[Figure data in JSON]
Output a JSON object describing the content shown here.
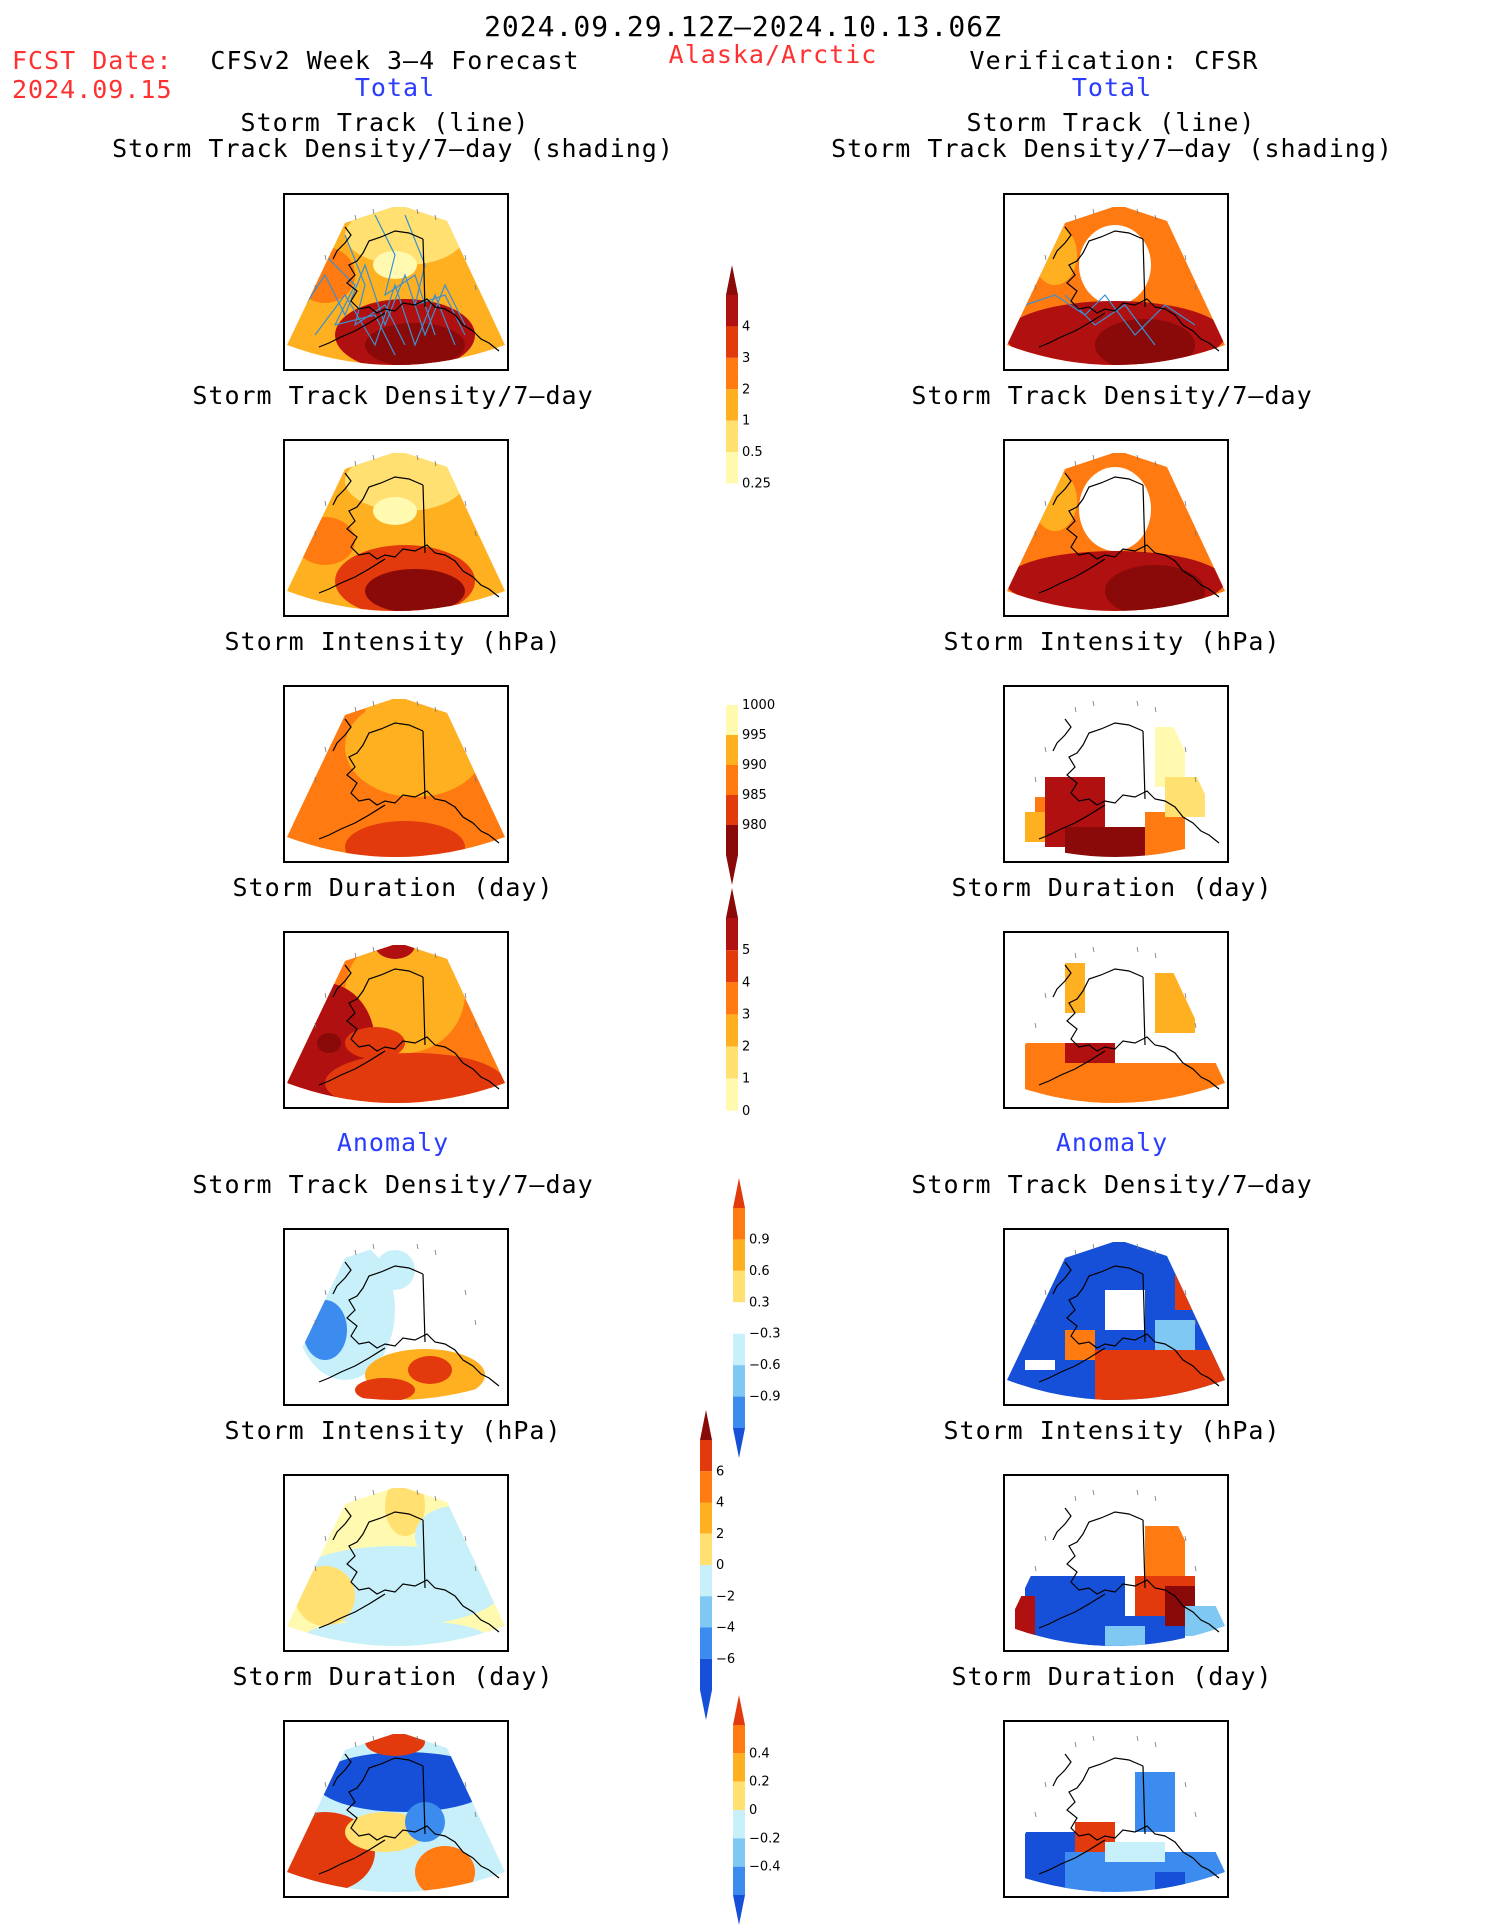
{
  "header": {
    "period": "2024.09.29.12Z–2024.10.13.06Z",
    "fcst_label": "FCST Date:",
    "fcst_date": "2024.09.15",
    "model": "CFSv2 Week 3–4 Forecast",
    "region": "Alaska/Arctic",
    "verification": "Verification: CFSR",
    "left_total": "Total",
    "right_total": "Total",
    "left_anomaly": "Anomaly",
    "right_anomaly": "Anomaly"
  },
  "titles": {
    "track_line": "Storm Track (line)",
    "track_shading": "Storm Track Density/7–day (shading)",
    "density": "Storm Track Density/7–day",
    "intensity": "Storm Intensity (hPa)",
    "duration": "Storm Duration (day)"
  },
  "colorbars": {
    "density_total": [
      "4",
      "3",
      "2",
      "1",
      "0.5",
      "0.25"
    ],
    "intensity_total": [
      "1000",
      "995",
      "990",
      "985",
      "980"
    ],
    "duration_total": [
      "5",
      "4",
      "3",
      "2",
      "1",
      "0"
    ],
    "density_anom": [
      "0.9",
      "0.6",
      "0.3",
      "−0.3",
      "−0.6",
      "−0.9"
    ],
    "intensity_anom": [
      "6",
      "4",
      "2",
      "0",
      "−2",
      "−4",
      "−6"
    ],
    "duration_anom": [
      "0.4",
      "0.2",
      "0",
      "−0.2",
      "−0.4"
    ]
  },
  "colors": {
    "warm": [
      "#fffab0",
      "#ffe070",
      "#ffb020",
      "#ff7a10",
      "#e23a0c",
      "#b01010",
      "#8a0a0a"
    ],
    "cool": [
      "#ffffff",
      "#c8f0fa",
      "#80c8f4",
      "#3c8cf0",
      "#1650d8"
    ],
    "track_line": "#3a90d0"
  }
}
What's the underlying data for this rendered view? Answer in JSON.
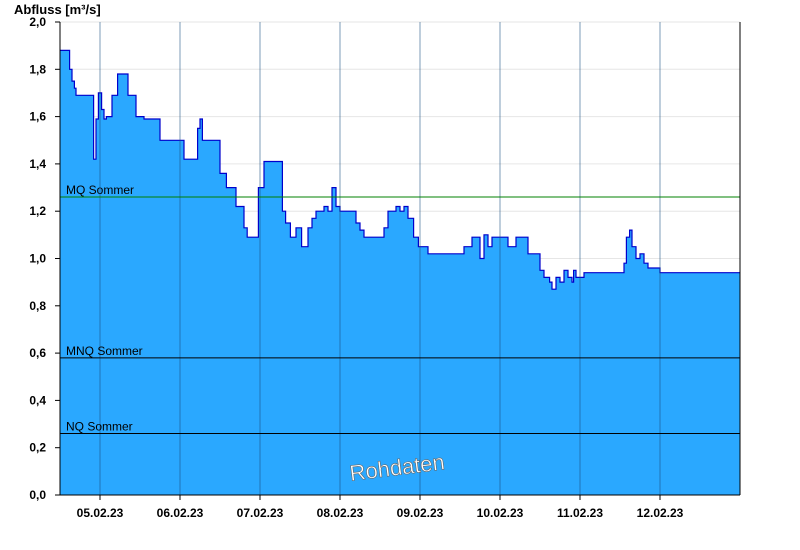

Problem statement:
Filter the records down to the lines that contain the string "Storm", and copy those lines.

Answer to the problem:
    "track_line": "Storm Track (line)",
    "track_shading": "Storm Track Density/7–day (shading)",
    "density": "Storm Track Density/7–day",
    "intensity": "Storm Intensity (hPa)",
    "duration": "Storm Duration (day)"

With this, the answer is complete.